▸ **Task description**:
Set the listing down again exactly, please, apart from its pictures.

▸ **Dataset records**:
┌────────

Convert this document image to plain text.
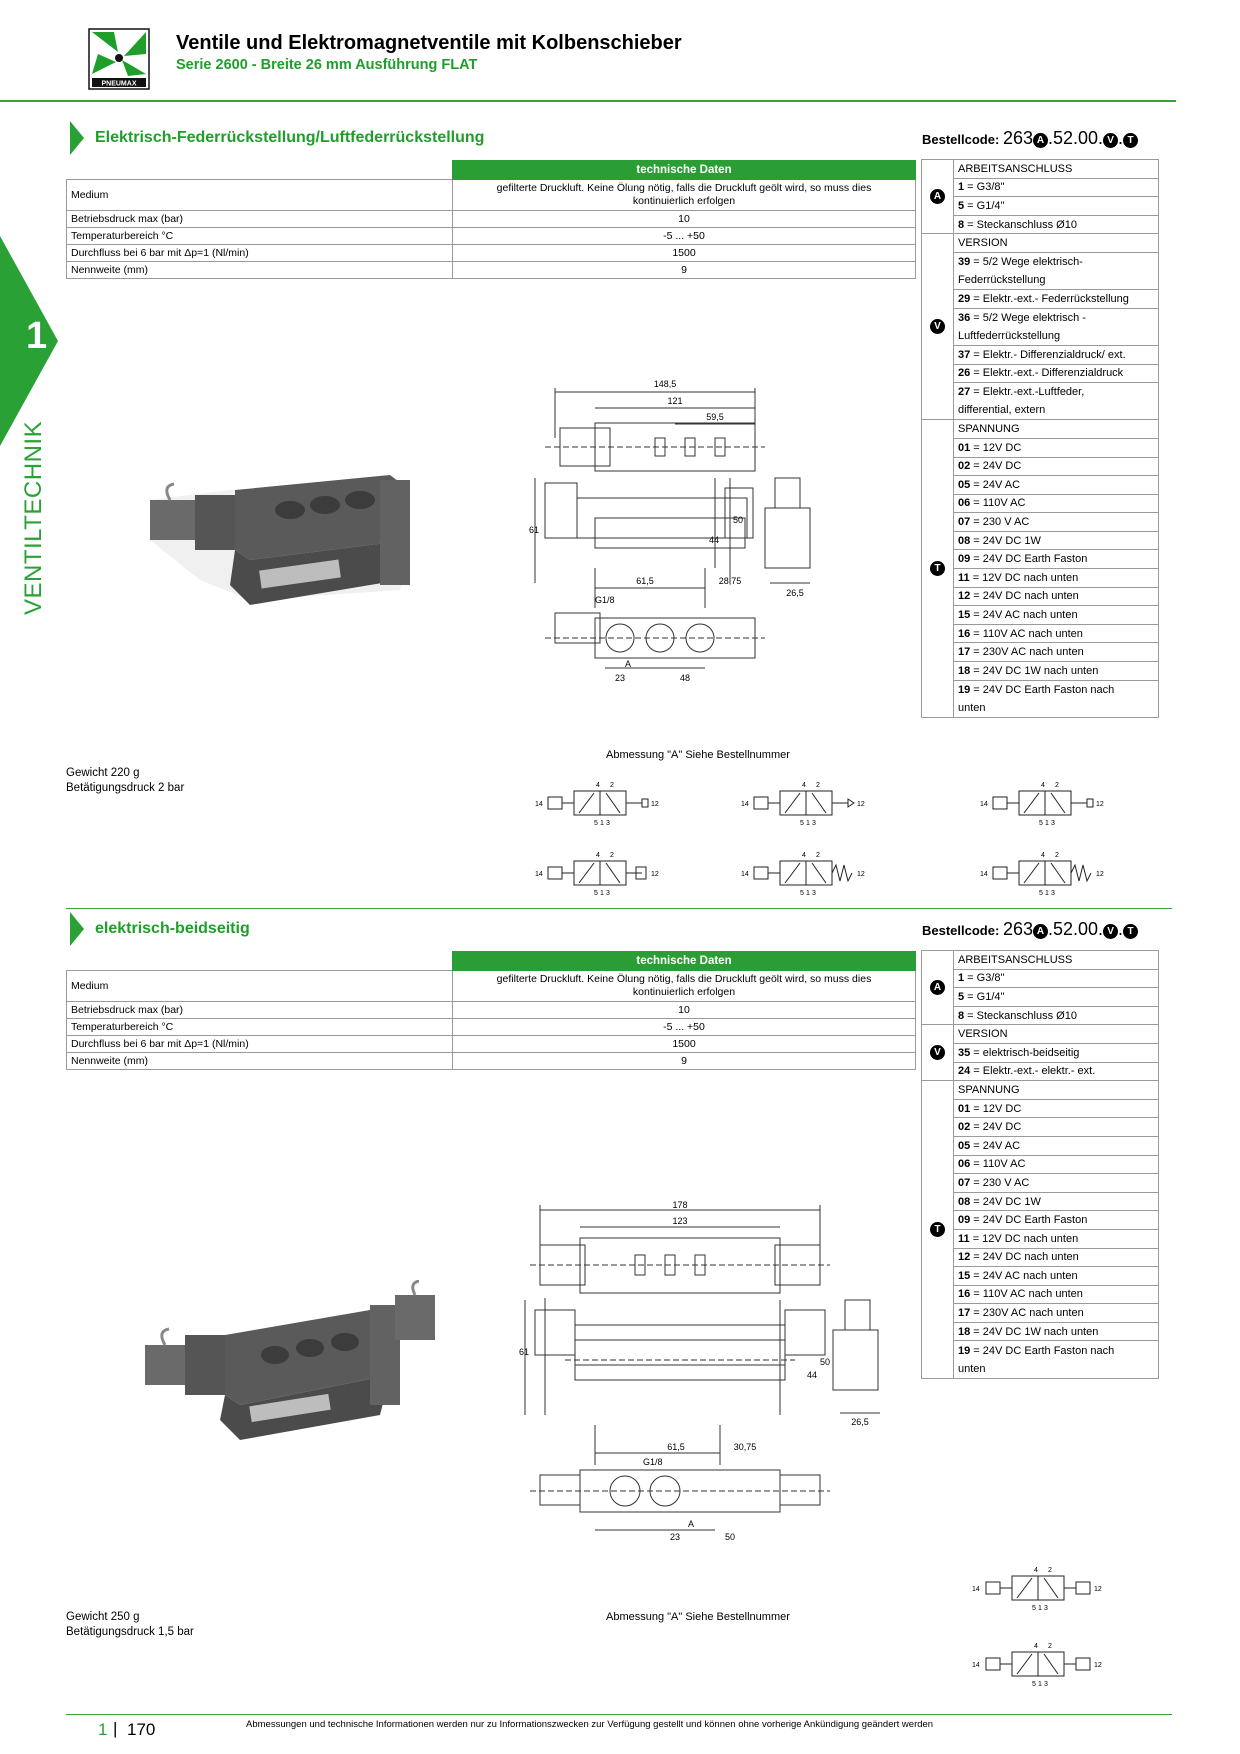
PNEUMAX
Ventile und Elektromagnetventile mit Kolbenschieber
Serie 2600 - Breite 26 mm Ausführung FLAT
1
VENTILTECHNIK
Elektrisch-Federrückstellung/Luftfederrückstellung	Bestellcode: 263 A .52.00. V . T
	technische Daten
Medium	gefilterte Druckluft. Keine Ölung nötig, falls die Druckluft geölt wird, so muss dies kontinuierlich erfolgen
Betriebsdruck max (bar)	10
Temperaturbereich °C	-5 ... +50
Durchfluss bei 6 bar mit Δp=1 (Nl/min)	1500
Nennweite (mm)	9
A	ARBEITSANSCHLUSS
	1 = G3/8"
	5 = G1/4"
	8 = Steckanschluss Ø10
V	VERSION
	39 = 5/2 Wege elektrisch-
	Federrückstellung
	29 = Elektr.-ext.- Federrückstellung
	36 = 5/2 Wege elektrisch -
	Luftfederrückstellung
	37 = Elektr.- Differenzialdruck/ ext.
	26 = Elektr.-ext.- Differenzialdruck
	27 = Elektr.-ext.-Luftfeder,
	differential, extern
T	SPANNUNG
	01 = 12V DC
	02 = 24V DC
	05 = 24V AC
	06 = 110V AC
	07 = 230 V AC
	08 = 24V DC 1W
	09 = 24V DC Earth Faston
	11 = 12V DC nach unten
	12 = 24V DC nach unten
	15 = 24V AC nach unten
	16 = 110V AC nach unten
	17 = 230V AC nach unten
	18 = 24V DC 1W nach unten
	19 = 24V DC Earth Faston nach
	unten
148,5
121
59,5
61
44
50
26,5
61,5	28,75
G1/8
A
23	48
Abmessung "A" Siehe Bestellnummer
Gewicht 220 g
Betätigungsdruck 2 bar
14	12
4 2
5 1 3
14	12
4 2
5 1 3
14	12
4 2
5 1 3
14	12
4 2
5 1 3
14	12
4 2
5 1 3
14	12
4 2
5 1 3
elektrisch-beidseitig	Bestellcode: 263 A .52.00. V . T
	technische Daten
Medium	gefilterte Druckluft. Keine Ölung nötig, falls die Druckluft geölt wird, so muss dies kontinuierlich erfolgen
Betriebsdruck max (bar)	10
Temperaturbereich °C	-5 ... +50
Durchfluss bei 6 bar mit Δp=1 (Nl/min)	1500
Nennweite (mm)	9
A	ARBEITSANSCHLUSS
	1 = G3/8"
	5 = G1/4"
	8 = Steckanschluss Ø10
V	VERSION
	35 = elektrisch-beidseitig
	24 = Elektr.-ext.- elektr.- ext.
T	SPANNUNG
	01 = 12V DC
	02 = 24V DC
	05 = 24V AC
	06 = 110V AC
	07 = 230 V AC
	08 = 24V DC 1W
	09 = 24V DC Earth Faston
	11 = 12V DC nach unten
	12 = 24V DC nach unten
	15 = 24V AC nach unten
	16 = 110V AC nach unten
	17 = 230V AC nach unten
	18 = 24V DC 1W nach unten
	19 = 24V DC Earth Faston nach
	unten
178
123
61
44
50
26,5
61,5	30,75
G1/8
A
23	50
14	12
4 2
5 1 3
14	12
4 2
5 1 3
Gewicht 250 g	Abmessung "A" Siehe Bestellnummer
Betätigungsdruck 1,5 bar
1 | 170	Abmessungen und technische Informationen werden nur zu Informationszwecken zur Verfügung gestellt und können ohne vorherige Ankündigung geändert werden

└────────

▸ **Result below**:
Convert this document image to plain text.
PNEUMAX
Ventile und Elektromagnetventile mit Kolbenschieber
Serie 2600 - Breite 26 mm Ausführung FLAT
1
VENTILTECHNIK
Elektrisch-Federrückstellung/Luftfederrückstellung	Bestellcode: 263 A .52.00. V . T
	technische Daten
Medium	gefilterte Druckluft. Keine Ölung nötig, falls die Druckluft geölt wird, so muss dies kontinuierlich erfolgen
Betriebsdruck max (bar)	10
Temperaturbereich °C	-5 ... +50
Durchfluss bei 6 bar mit Δp=1 (Nl/min)	1500
Nennweite (mm)	9
A	ARBEITSANSCHLUSS
	1 = G3/8"
	5 = G1/4"
	8 = Steckanschluss Ø10
V	VERSION
	39 = 5/2 Wege elektrisch-
	Federrückstellung
	29 = Elektr.-ext.- Federrückstellung
	36 = 5/2 Wege elektrisch -
	Luftfederrückstellung
	37 = Elektr.- Differenzialdruck/ ext.
	26 = Elektr.-ext.- Differenzialdruck
	27 = Elektr.-ext.-Luftfeder,
	differential, extern
T	SPANNUNG
	01 = 12V DC
	02 = 24V DC
	05 = 24V AC
	06 = 110V AC
	07 = 230 V AC
	08 = 24V DC 1W
	09 = 24V DC Earth Faston
	11 = 12V DC nach unten
	12 = 24V DC nach unten
	15 = 24V AC nach unten
	16 = 110V AC nach unten
	17 = 230V AC nach unten
	18 = 24V DC 1W nach unten
	19 = 24V DC Earth Faston nach
	unten
148,5
121
59,5
61
44
50
26,5
61,5	28,75
G1/8
A
23	48
Abmessung "A" Siehe Bestellnummer
Gewicht 220 g
Betätigungsdruck 2 bar
14	12
4 2
5 1 3
14	12
4 2
5 1 3
14	12
4 2
5 1 3
14	12
4 2
5 1 3
14	12
4 2
5 1 3
14	12
4 2
5 1 3
elektrisch-beidseitig	Bestellcode: 263 A .52.00. V . T
	technische Daten
Medium	gefilterte Druckluft. Keine Ölung nötig, falls die Druckluft geölt wird, so muss dies kontinuierlich erfolgen
Betriebsdruck max (bar)	10
Temperaturbereich °C	-5 ... +50
Durchfluss bei 6 bar mit Δp=1 (Nl/min)	1500
Nennweite (mm)	9
A	ARBEITSANSCHLUSS
	1 = G3/8"
	5 = G1/4"
	8 = Steckanschluss Ø10
V	VERSION
	35 = elektrisch-beidseitig
	24 = Elektr.-ext.- elektr.- ext.
T	SPANNUNG
	01 = 12V DC
	02 = 24V DC
	05 = 24V AC
	06 = 110V AC
	07 = 230 V AC
	08 = 24V DC 1W
	09 = 24V DC Earth Faston
	11 = 12V DC nach unten
	12 = 24V DC nach unten
	15 = 24V AC nach unten
	16 = 110V AC nach unten
	17 = 230V AC nach unten
	18 = 24V DC 1W nach unten
	19 = 24V DC Earth Faston nach
	unten
178
123
61
44
50
26,5
61,5	30,75
G1/8
A
23	50
14	12
4 2
5 1 3
14	12
4 2
5 1 3
Gewicht 250 g	Abmessung "A" Siehe Bestellnummer
Betätigungsdruck 1,5 bar
1 | 170	Abmessungen und technische Informationen werden nur zu Informationszwecken zur Verfügung gestellt und können ohne vorherige Ankündigung geändert werden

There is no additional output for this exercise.